**TASK PROMPT:**
Transcribe the entries below exactly; leave every image out.

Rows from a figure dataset
◇ ◇ ◇ ◇ ◇

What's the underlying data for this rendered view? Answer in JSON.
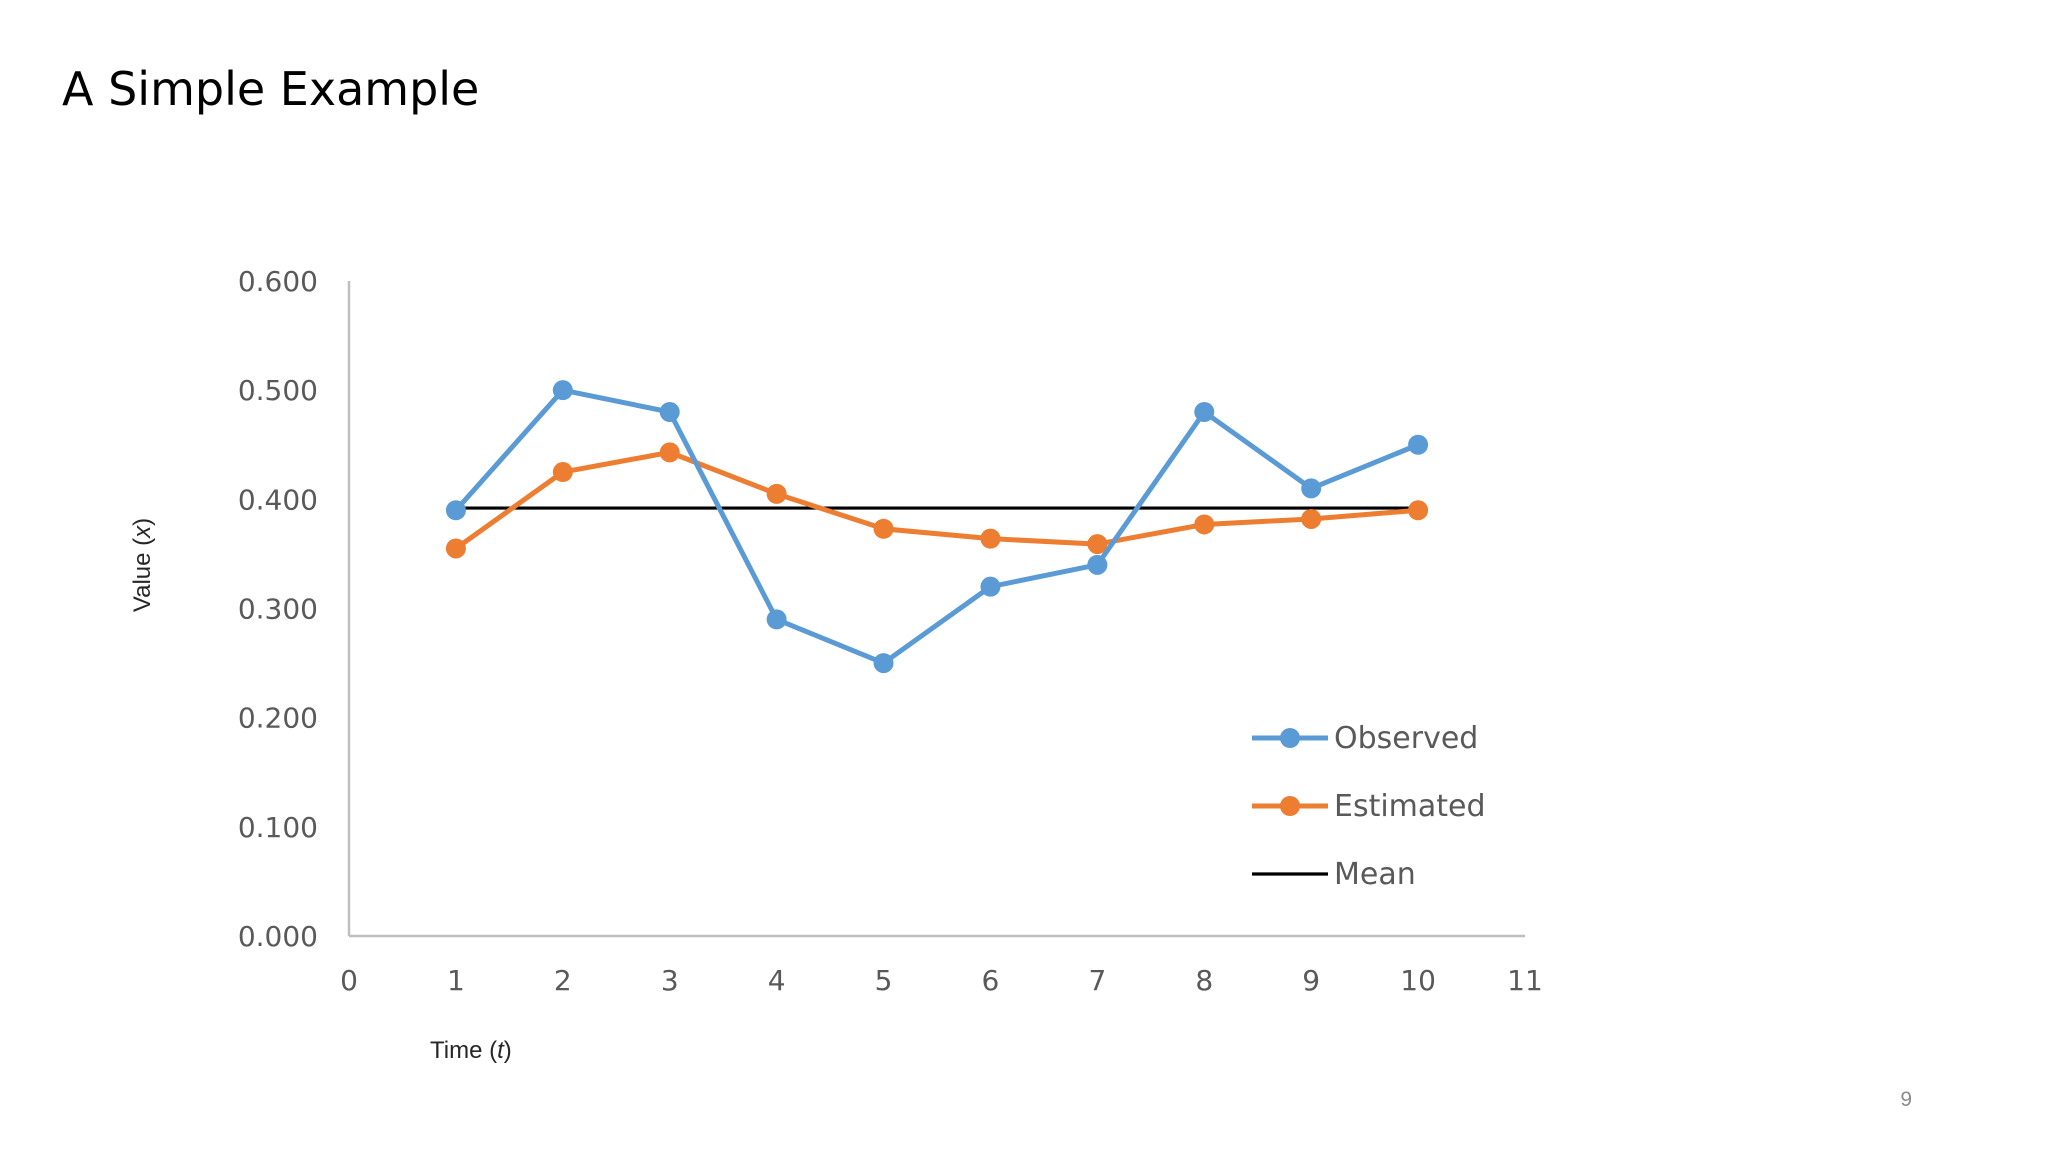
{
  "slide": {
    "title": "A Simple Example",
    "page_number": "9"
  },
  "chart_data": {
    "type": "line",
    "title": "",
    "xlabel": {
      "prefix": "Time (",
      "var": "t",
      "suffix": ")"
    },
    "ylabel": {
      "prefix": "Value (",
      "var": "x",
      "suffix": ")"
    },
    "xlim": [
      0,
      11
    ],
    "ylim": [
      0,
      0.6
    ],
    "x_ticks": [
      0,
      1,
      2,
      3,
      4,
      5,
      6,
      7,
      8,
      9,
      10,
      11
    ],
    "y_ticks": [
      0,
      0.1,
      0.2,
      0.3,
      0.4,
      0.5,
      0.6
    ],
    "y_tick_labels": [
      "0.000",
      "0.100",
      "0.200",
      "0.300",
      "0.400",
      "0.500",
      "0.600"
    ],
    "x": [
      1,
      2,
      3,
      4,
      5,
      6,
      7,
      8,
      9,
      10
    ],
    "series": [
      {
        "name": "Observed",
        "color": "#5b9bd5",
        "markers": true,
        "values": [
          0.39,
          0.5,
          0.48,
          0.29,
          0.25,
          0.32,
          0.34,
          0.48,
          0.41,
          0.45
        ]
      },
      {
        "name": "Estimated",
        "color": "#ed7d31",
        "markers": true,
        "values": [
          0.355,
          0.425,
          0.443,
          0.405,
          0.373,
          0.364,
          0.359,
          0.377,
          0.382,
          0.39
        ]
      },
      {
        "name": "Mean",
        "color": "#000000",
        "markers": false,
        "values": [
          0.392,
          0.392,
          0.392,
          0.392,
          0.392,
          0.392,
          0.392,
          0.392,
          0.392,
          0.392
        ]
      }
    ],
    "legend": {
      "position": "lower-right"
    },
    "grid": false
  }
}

◇ ◇ ◇ ◇ ◇

**WRITTEN SOLUTION:**
What's the underlying data for this rendered view? Answer in JSON.
{
  "slide": {
    "title": "A Simple Example",
    "page_number": "9"
  },
  "chart_data": {
    "type": "line",
    "title": "",
    "xlabel": {
      "prefix": "Time (",
      "var": "t",
      "suffix": ")"
    },
    "ylabel": {
      "prefix": "Value (",
      "var": "x",
      "suffix": ")"
    },
    "xlim": [
      0,
      11
    ],
    "ylim": [
      0,
      0.6
    ],
    "x_ticks": [
      0,
      1,
      2,
      3,
      4,
      5,
      6,
      7,
      8,
      9,
      10,
      11
    ],
    "y_ticks": [
      0,
      0.1,
      0.2,
      0.3,
      0.4,
      0.5,
      0.6
    ],
    "y_tick_labels": [
      "0.000",
      "0.100",
      "0.200",
      "0.300",
      "0.400",
      "0.500",
      "0.600"
    ],
    "x": [
      1,
      2,
      3,
      4,
      5,
      6,
      7,
      8,
      9,
      10
    ],
    "series": [
      {
        "name": "Observed",
        "color": "#5b9bd5",
        "markers": true,
        "values": [
          0.39,
          0.5,
          0.48,
          0.29,
          0.25,
          0.32,
          0.34,
          0.48,
          0.41,
          0.45
        ]
      },
      {
        "name": "Estimated",
        "color": "#ed7d31",
        "markers": true,
        "values": [
          0.355,
          0.425,
          0.443,
          0.405,
          0.373,
          0.364,
          0.359,
          0.377,
          0.382,
          0.39
        ]
      },
      {
        "name": "Mean",
        "color": "#000000",
        "markers": false,
        "values": [
          0.392,
          0.392,
          0.392,
          0.392,
          0.392,
          0.392,
          0.392,
          0.392,
          0.392,
          0.392
        ]
      }
    ],
    "legend": {
      "position": "lower-right"
    },
    "grid": false
  }
}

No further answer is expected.